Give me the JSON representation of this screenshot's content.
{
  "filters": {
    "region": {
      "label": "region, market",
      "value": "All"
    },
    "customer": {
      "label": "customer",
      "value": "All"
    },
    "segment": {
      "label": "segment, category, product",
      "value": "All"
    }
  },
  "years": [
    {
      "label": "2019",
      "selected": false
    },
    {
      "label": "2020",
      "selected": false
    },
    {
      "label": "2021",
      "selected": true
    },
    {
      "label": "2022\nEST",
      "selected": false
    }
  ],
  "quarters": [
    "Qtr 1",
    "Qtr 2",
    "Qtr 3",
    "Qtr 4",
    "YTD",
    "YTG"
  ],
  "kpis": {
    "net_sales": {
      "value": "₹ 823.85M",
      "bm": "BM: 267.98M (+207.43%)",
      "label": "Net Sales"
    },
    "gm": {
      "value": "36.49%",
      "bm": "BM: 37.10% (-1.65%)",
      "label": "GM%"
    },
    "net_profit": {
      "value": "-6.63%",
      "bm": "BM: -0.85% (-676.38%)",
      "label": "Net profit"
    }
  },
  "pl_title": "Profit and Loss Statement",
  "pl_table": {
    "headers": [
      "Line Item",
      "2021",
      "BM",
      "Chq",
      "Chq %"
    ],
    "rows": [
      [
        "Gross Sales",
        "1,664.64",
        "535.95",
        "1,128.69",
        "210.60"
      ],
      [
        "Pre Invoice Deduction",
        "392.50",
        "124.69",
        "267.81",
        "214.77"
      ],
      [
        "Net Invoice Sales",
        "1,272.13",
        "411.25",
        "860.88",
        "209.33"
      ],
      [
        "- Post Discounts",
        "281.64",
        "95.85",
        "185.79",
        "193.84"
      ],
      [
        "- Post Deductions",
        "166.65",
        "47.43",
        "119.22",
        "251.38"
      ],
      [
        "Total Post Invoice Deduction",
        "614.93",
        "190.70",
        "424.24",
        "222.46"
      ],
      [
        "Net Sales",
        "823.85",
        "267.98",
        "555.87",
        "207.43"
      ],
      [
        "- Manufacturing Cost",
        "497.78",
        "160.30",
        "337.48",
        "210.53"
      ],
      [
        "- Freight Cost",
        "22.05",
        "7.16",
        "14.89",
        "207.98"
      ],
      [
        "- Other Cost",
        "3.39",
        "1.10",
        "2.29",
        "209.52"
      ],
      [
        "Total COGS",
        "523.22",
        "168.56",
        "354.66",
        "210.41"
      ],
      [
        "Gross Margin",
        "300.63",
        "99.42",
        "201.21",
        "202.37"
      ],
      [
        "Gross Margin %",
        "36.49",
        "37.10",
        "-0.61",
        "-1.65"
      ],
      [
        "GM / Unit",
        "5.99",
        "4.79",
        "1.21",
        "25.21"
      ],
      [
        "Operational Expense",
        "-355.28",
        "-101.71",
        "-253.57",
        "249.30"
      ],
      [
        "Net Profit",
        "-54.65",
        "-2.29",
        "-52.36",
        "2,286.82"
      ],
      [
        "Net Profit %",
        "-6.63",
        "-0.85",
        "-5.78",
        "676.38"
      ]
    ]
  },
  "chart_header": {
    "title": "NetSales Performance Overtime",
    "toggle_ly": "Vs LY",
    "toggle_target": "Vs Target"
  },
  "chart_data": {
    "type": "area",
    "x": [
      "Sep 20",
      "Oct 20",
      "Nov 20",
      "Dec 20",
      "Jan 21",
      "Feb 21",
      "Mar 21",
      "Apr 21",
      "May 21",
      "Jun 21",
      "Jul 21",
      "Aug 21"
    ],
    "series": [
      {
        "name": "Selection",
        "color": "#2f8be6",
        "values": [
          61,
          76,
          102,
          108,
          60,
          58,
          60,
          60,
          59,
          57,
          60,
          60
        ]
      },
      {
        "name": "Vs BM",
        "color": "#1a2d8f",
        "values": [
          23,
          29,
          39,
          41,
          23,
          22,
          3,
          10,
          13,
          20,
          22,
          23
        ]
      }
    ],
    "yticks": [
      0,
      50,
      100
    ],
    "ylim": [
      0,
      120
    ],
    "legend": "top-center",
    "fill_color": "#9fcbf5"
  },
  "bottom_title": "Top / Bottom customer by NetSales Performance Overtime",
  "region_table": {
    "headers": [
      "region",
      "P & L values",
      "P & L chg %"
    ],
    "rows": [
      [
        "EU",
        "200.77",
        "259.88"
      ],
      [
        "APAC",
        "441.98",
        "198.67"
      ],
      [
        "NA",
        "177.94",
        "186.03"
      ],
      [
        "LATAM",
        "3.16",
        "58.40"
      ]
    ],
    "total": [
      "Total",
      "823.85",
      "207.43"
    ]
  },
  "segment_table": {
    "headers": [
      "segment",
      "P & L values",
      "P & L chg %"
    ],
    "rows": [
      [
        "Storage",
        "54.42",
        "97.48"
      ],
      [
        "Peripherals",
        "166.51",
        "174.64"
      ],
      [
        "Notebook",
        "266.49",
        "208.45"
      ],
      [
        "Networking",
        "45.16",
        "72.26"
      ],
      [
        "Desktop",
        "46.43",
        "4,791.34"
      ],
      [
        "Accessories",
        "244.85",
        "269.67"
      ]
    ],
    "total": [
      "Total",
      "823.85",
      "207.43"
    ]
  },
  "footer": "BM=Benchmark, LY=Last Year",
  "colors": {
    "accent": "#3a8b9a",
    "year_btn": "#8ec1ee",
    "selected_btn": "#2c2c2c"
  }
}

※

*SET EXERCISE*
Set down the listing in full, keeping every word exactly as it is.

*PROBLEM SOLUTION*
Give me the JSON representation of this screenshot's content.
{
  "filters": {
    "region": {
      "label": "region, market",
      "value": "All"
    },
    "customer": {
      "label": "customer",
      "value": "All"
    },
    "segment": {
      "label": "segment, category, product",
      "value": "All"
    }
  },
  "years": [
    {
      "label": "2019",
      "selected": false
    },
    {
      "label": "2020",
      "selected": false
    },
    {
      "label": "2021",
      "selected": true
    },
    {
      "label": "2022\nEST",
      "selected": false
    }
  ],
  "quarters": [
    "Qtr 1",
    "Qtr 2",
    "Qtr 3",
    "Qtr 4",
    "YTD",
    "YTG"
  ],
  "kpis": {
    "net_sales": {
      "value": "₹ 823.85M",
      "bm": "BM: 267.98M (+207.43%)",
      "label": "Net Sales"
    },
    "gm": {
      "value": "36.49%",
      "bm": "BM: 37.10% (-1.65%)",
      "label": "GM%"
    },
    "net_profit": {
      "value": "-6.63%",
      "bm": "BM: -0.85% (-676.38%)",
      "label": "Net profit"
    }
  },
  "pl_title": "Profit and Loss Statement",
  "pl_table": {
    "headers": [
      "Line Item",
      "2021",
      "BM",
      "Chq",
      "Chq %"
    ],
    "rows": [
      [
        "Gross Sales",
        "1,664.64",
        "535.95",
        "1,128.69",
        "210.60"
      ],
      [
        "Pre Invoice Deduction",
        "392.50",
        "124.69",
        "267.81",
        "214.77"
      ],
      [
        "Net Invoice Sales",
        "1,272.13",
        "411.25",
        "860.88",
        "209.33"
      ],
      [
        "- Post Discounts",
        "281.64",
        "95.85",
        "185.79",
        "193.84"
      ],
      [
        "- Post Deductions",
        "166.65",
        "47.43",
        "119.22",
        "251.38"
      ],
      [
        "Total Post Invoice Deduction",
        "614.93",
        "190.70",
        "424.24",
        "222.46"
      ],
      [
        "Net Sales",
        "823.85",
        "267.98",
        "555.87",
        "207.43"
      ],
      [
        "- Manufacturing Cost",
        "497.78",
        "160.30",
        "337.48",
        "210.53"
      ],
      [
        "- Freight Cost",
        "22.05",
        "7.16",
        "14.89",
        "207.98"
      ],
      [
        "- Other Cost",
        "3.39",
        "1.10",
        "2.29",
        "209.52"
      ],
      [
        "Total COGS",
        "523.22",
        "168.56",
        "354.66",
        "210.41"
      ],
      [
        "Gross Margin",
        "300.63",
        "99.42",
        "201.21",
        "202.37"
      ],
      [
        "Gross Margin %",
        "36.49",
        "37.10",
        "-0.61",
        "-1.65"
      ],
      [
        "GM / Unit",
        "5.99",
        "4.79",
        "1.21",
        "25.21"
      ],
      [
        "Operational Expense",
        "-355.28",
        "-101.71",
        "-253.57",
        "249.30"
      ],
      [
        "Net Profit",
        "-54.65",
        "-2.29",
        "-52.36",
        "2,286.82"
      ],
      [
        "Net Profit %",
        "-6.63",
        "-0.85",
        "-5.78",
        "676.38"
      ]
    ]
  },
  "chart_header": {
    "title": "NetSales Performance Overtime",
    "toggle_ly": "Vs LY",
    "toggle_target": "Vs Target"
  },
  "chart_data": {
    "type": "area",
    "x": [
      "Sep 20",
      "Oct 20",
      "Nov 20",
      "Dec 20",
      "Jan 21",
      "Feb 21",
      "Mar 21",
      "Apr 21",
      "May 21",
      "Jun 21",
      "Jul 21",
      "Aug 21"
    ],
    "series": [
      {
        "name": "Selection",
        "color": "#2f8be6",
        "values": [
          61,
          76,
          102,
          108,
          60,
          58,
          60,
          60,
          59,
          57,
          60,
          60
        ]
      },
      {
        "name": "Vs BM",
        "color": "#1a2d8f",
        "values": [
          23,
          29,
          39,
          41,
          23,
          22,
          3,
          10,
          13,
          20,
          22,
          23
        ]
      }
    ],
    "yticks": [
      0,
      50,
      100
    ],
    "ylim": [
      0,
      120
    ],
    "legend": "top-center",
    "fill_color": "#9fcbf5"
  },
  "bottom_title": "Top / Bottom customer by NetSales Performance Overtime",
  "region_table": {
    "headers": [
      "region",
      "P & L values",
      "P & L chg %"
    ],
    "rows": [
      [
        "EU",
        "200.77",
        "259.88"
      ],
      [
        "APAC",
        "441.98",
        "198.67"
      ],
      [
        "NA",
        "177.94",
        "186.03"
      ],
      [
        "LATAM",
        "3.16",
        "58.40"
      ]
    ],
    "total": [
      "Total",
      "823.85",
      "207.43"
    ]
  },
  "segment_table": {
    "headers": [
      "segment",
      "P & L values",
      "P & L chg %"
    ],
    "rows": [
      [
        "Storage",
        "54.42",
        "97.48"
      ],
      [
        "Peripherals",
        "166.51",
        "174.64"
      ],
      [
        "Notebook",
        "266.49",
        "208.45"
      ],
      [
        "Networking",
        "45.16",
        "72.26"
      ],
      [
        "Desktop",
        "46.43",
        "4,791.34"
      ],
      [
        "Accessories",
        "244.85",
        "269.67"
      ]
    ],
    "total": [
      "Total",
      "823.85",
      "207.43"
    ]
  },
  "footer": "BM=Benchmark, LY=Last Year",
  "colors": {
    "accent": "#3a8b9a",
    "year_btn": "#8ec1ee",
    "selected_btn": "#2c2c2c"
  }
}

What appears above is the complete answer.